# [SHORT EXERCISE]
Each entry here needs to be set down again exactly, please; pictures are left out.

# [RECORD SET]
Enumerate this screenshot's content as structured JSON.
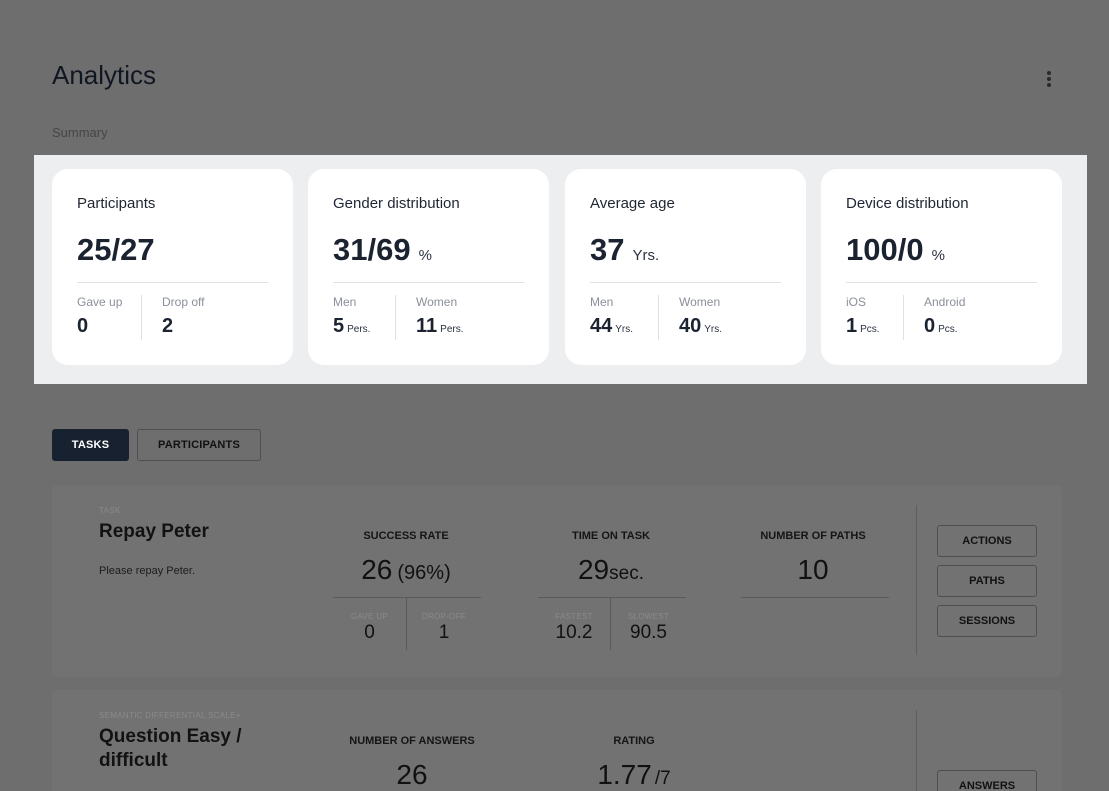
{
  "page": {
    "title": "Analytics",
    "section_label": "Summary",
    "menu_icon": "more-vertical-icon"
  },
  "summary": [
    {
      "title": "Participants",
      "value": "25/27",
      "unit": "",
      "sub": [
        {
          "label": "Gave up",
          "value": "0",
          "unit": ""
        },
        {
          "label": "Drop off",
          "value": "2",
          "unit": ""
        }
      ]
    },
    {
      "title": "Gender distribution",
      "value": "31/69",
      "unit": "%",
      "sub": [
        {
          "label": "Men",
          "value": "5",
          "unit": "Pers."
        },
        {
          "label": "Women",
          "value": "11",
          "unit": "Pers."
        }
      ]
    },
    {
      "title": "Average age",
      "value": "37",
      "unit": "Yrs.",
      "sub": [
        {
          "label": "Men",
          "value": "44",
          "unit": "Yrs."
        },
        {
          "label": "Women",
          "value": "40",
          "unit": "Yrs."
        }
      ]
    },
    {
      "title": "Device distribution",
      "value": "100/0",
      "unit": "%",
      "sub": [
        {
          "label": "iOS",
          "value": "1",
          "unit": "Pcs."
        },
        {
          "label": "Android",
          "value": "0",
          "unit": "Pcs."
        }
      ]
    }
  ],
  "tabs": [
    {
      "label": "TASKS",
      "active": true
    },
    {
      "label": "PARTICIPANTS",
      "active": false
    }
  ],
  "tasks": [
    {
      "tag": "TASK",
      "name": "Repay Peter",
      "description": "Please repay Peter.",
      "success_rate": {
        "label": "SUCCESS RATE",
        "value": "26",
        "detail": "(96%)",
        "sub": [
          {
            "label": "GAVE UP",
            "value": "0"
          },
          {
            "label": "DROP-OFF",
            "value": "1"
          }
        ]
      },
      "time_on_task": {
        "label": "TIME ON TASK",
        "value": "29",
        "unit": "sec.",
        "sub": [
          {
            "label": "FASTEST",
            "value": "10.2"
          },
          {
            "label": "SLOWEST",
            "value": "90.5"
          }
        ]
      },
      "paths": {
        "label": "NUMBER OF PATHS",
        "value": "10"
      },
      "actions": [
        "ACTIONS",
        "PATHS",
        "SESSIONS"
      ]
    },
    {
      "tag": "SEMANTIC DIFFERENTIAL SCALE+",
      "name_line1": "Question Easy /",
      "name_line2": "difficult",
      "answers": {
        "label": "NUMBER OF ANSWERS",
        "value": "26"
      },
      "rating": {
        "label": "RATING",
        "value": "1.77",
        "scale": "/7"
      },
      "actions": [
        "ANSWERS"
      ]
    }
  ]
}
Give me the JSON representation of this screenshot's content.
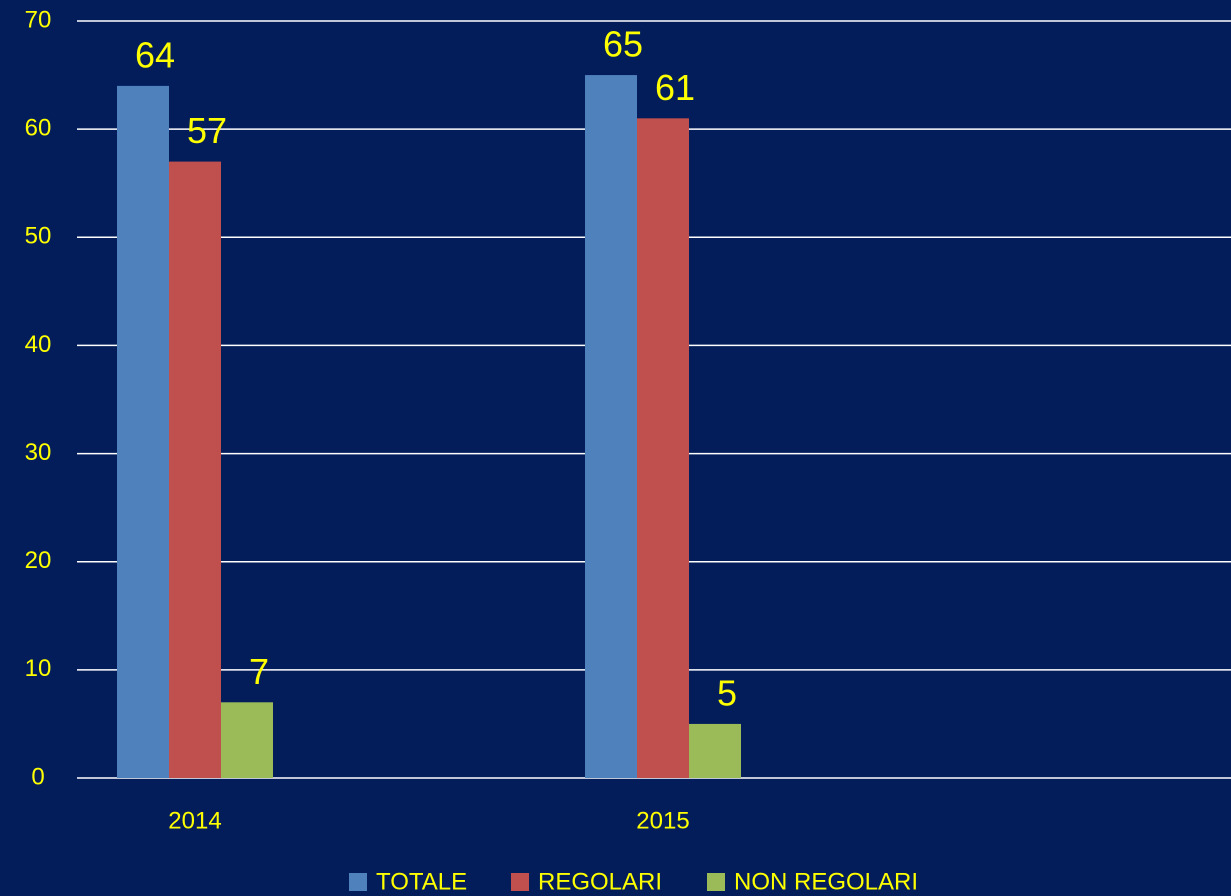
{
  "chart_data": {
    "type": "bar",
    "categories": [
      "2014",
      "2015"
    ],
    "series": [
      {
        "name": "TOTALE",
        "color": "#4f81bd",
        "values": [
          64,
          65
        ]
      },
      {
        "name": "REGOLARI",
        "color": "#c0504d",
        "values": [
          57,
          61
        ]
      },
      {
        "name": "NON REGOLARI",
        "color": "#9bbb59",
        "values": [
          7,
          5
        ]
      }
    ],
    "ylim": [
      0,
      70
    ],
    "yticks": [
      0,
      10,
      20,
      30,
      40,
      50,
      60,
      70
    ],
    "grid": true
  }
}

# [SOLUTION TO THIS EXERCISE]
Enumerate this screenshot's content as structured JSON.
{
  "page": {
    "title": "Analytics",
    "section_label": "Summary",
    "menu_icon": "more-vertical-icon"
  },
  "summary": [
    {
      "title": "Participants",
      "value": "25/27",
      "unit": "",
      "sub": [
        {
          "label": "Gave up",
          "value": "0",
          "unit": ""
        },
        {
          "label": "Drop off",
          "value": "2",
          "unit": ""
        }
      ]
    },
    {
      "title": "Gender distribution",
      "value": "31/69",
      "unit": "%",
      "sub": [
        {
          "label": "Men",
          "value": "5",
          "unit": "Pers."
        },
        {
          "label": "Women",
          "value": "11",
          "unit": "Pers."
        }
      ]
    },
    {
      "title": "Average age",
      "value": "37",
      "unit": "Yrs.",
      "sub": [
        {
          "label": "Men",
          "value": "44",
          "unit": "Yrs."
        },
        {
          "label": "Women",
          "value": "40",
          "unit": "Yrs."
        }
      ]
    },
    {
      "title": "Device distribution",
      "value": "100/0",
      "unit": "%",
      "sub": [
        {
          "label": "iOS",
          "value": "1",
          "unit": "Pcs."
        },
        {
          "label": "Android",
          "value": "0",
          "unit": "Pcs."
        }
      ]
    }
  ],
  "tabs": [
    {
      "label": "TASKS",
      "active": true
    },
    {
      "label": "PARTICIPANTS",
      "active": false
    }
  ],
  "tasks": [
    {
      "tag": "TASK",
      "name": "Repay Peter",
      "description": "Please repay Peter.",
      "success_rate": {
        "label": "SUCCESS RATE",
        "value": "26",
        "detail": "(96%)",
        "sub": [
          {
            "label": "GAVE UP",
            "value": "0"
          },
          {
            "label": "DROP-OFF",
            "value": "1"
          }
        ]
      },
      "time_on_task": {
        "label": "TIME ON TASK",
        "value": "29",
        "unit": "sec.",
        "sub": [
          {
            "label": "FASTEST",
            "value": "10.2"
          },
          {
            "label": "SLOWEST",
            "value": "90.5"
          }
        ]
      },
      "paths": {
        "label": "NUMBER OF PATHS",
        "value": "10"
      },
      "actions": [
        "ACTIONS",
        "PATHS",
        "SESSIONS"
      ]
    },
    {
      "tag": "SEMANTIC DIFFERENTIAL SCALE+",
      "name_line1": "Question Easy /",
      "name_line2": "difficult",
      "answers": {
        "label": "NUMBER OF ANSWERS",
        "value": "26"
      },
      "rating": {
        "label": "RATING",
        "value": "1.77",
        "scale": "/7"
      },
      "actions": [
        "ANSWERS"
      ]
    }
  ]
}
Give me the JSON representation of this screenshot's content.
{
  "chart_data": {
    "type": "bar",
    "categories": [
      "2014",
      "2015"
    ],
    "series": [
      {
        "name": "TOTALE",
        "color": "#4f81bd",
        "values": [
          64,
          65
        ]
      },
      {
        "name": "REGOLARI",
        "color": "#c0504d",
        "values": [
          57,
          61
        ]
      },
      {
        "name": "NON REGOLARI",
        "color": "#9bbb59",
        "values": [
          7,
          5
        ]
      }
    ],
    "ylim": [
      0,
      70
    ],
    "yticks": [
      0,
      10,
      20,
      30,
      40,
      50,
      60,
      70
    ],
    "grid": true
  }
}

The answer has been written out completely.